TASK DESCRIPTION —
Output each entry verbatim and exclude every picture from it.

STORED DATA —
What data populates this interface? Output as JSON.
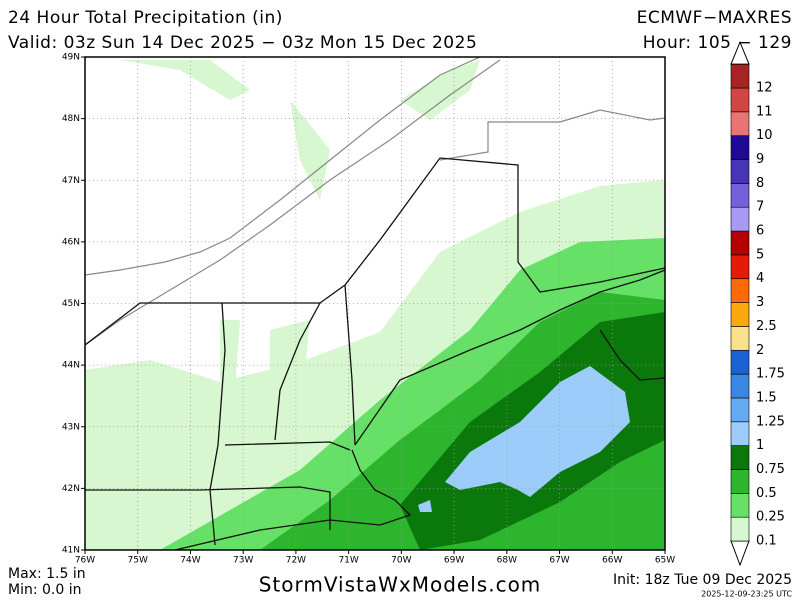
{
  "header": {
    "title": "24 Hour Total Precipitation (in)",
    "model": "ECMWF−MAXRES",
    "valid": "Valid: 03z Sun 14 Dec 2025 − 03z Mon 15 Dec 2025",
    "hour": "Hour: 105 − 129"
  },
  "map": {
    "lat_labels": [
      "49N",
      "48N",
      "47N",
      "46N",
      "45N",
      "44N",
      "43N",
      "42N",
      "41N"
    ],
    "lon_labels": [
      "76W",
      "75W",
      "74W",
      "73W",
      "72W",
      "71W",
      "70W",
      "69W",
      "68W",
      "67W",
      "66W",
      "65W"
    ]
  },
  "legend": {
    "levels": [
      {
        "label": "0.1",
        "color": "#d6f7cf"
      },
      {
        "label": "0.25",
        "color": "#66e066"
      },
      {
        "label": "0.5",
        "color": "#2db52d"
      },
      {
        "label": "0.75",
        "color": "#0a780a"
      },
      {
        "label": "1",
        "color": "#9ccdfa"
      },
      {
        "label": "1.25",
        "color": "#63aaf2"
      },
      {
        "label": "1.5",
        "color": "#3a88e6"
      },
      {
        "label": "1.75",
        "color": "#1b63d2"
      },
      {
        "label": "2",
        "color": "#fbe28a"
      },
      {
        "label": "2.5",
        "color": "#fba90c"
      },
      {
        "label": "3",
        "color": "#fb6a08"
      },
      {
        "label": "4",
        "color": "#e51a08"
      },
      {
        "label": "5",
        "color": "#b40000"
      },
      {
        "label": "6",
        "color": "#a79af5"
      },
      {
        "label": "7",
        "color": "#7460d8"
      },
      {
        "label": "8",
        "color": "#4635b8"
      },
      {
        "label": "9",
        "color": "#1f0a96"
      },
      {
        "label": "10",
        "color": "#ea7474"
      },
      {
        "label": "11",
        "color": "#d24545"
      },
      {
        "label": "12",
        "color": "#a82424"
      }
    ]
  },
  "footer": {
    "max": "Max: 1.5 in",
    "min": "Min: 0.0 in",
    "site": "StormVistaWxModels.com",
    "init": "Init: 18z Tue 09 Dec 2025",
    "stamp": "2025-12-09-23:25 UTC"
  }
}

RESPONSE TO THIS EXERCISE —
What data populates this interface? Output as JSON.
{
  "header": {
    "title": "24 Hour Total Precipitation (in)",
    "model": "ECMWF−MAXRES",
    "valid": "Valid: 03z Sun 14 Dec 2025 − 03z Mon 15 Dec 2025",
    "hour": "Hour: 105 − 129"
  },
  "map": {
    "lat_labels": [
      "49N",
      "48N",
      "47N",
      "46N",
      "45N",
      "44N",
      "43N",
      "42N",
      "41N"
    ],
    "lon_labels": [
      "76W",
      "75W",
      "74W",
      "73W",
      "72W",
      "71W",
      "70W",
      "69W",
      "68W",
      "67W",
      "66W",
      "65W"
    ]
  },
  "legend": {
    "levels": [
      {
        "label": "0.1",
        "color": "#d6f7cf"
      },
      {
        "label": "0.25",
        "color": "#66e066"
      },
      {
        "label": "0.5",
        "color": "#2db52d"
      },
      {
        "label": "0.75",
        "color": "#0a780a"
      },
      {
        "label": "1",
        "color": "#9ccdfa"
      },
      {
        "label": "1.25",
        "color": "#63aaf2"
      },
      {
        "label": "1.5",
        "color": "#3a88e6"
      },
      {
        "label": "1.75",
        "color": "#1b63d2"
      },
      {
        "label": "2",
        "color": "#fbe28a"
      },
      {
        "label": "2.5",
        "color": "#fba90c"
      },
      {
        "label": "3",
        "color": "#fb6a08"
      },
      {
        "label": "4",
        "color": "#e51a08"
      },
      {
        "label": "5",
        "color": "#b40000"
      },
      {
        "label": "6",
        "color": "#a79af5"
      },
      {
        "label": "7",
        "color": "#7460d8"
      },
      {
        "label": "8",
        "color": "#4635b8"
      },
      {
        "label": "9",
        "color": "#1f0a96"
      },
      {
        "label": "10",
        "color": "#ea7474"
      },
      {
        "label": "11",
        "color": "#d24545"
      },
      {
        "label": "12",
        "color": "#a82424"
      }
    ]
  },
  "footer": {
    "max": "Max: 1.5 in",
    "min": "Min: 0.0 in",
    "site": "StormVistaWxModels.com",
    "init": "Init: 18z Tue 09 Dec 2025",
    "stamp": "2025-12-09-23:25 UTC"
  }
}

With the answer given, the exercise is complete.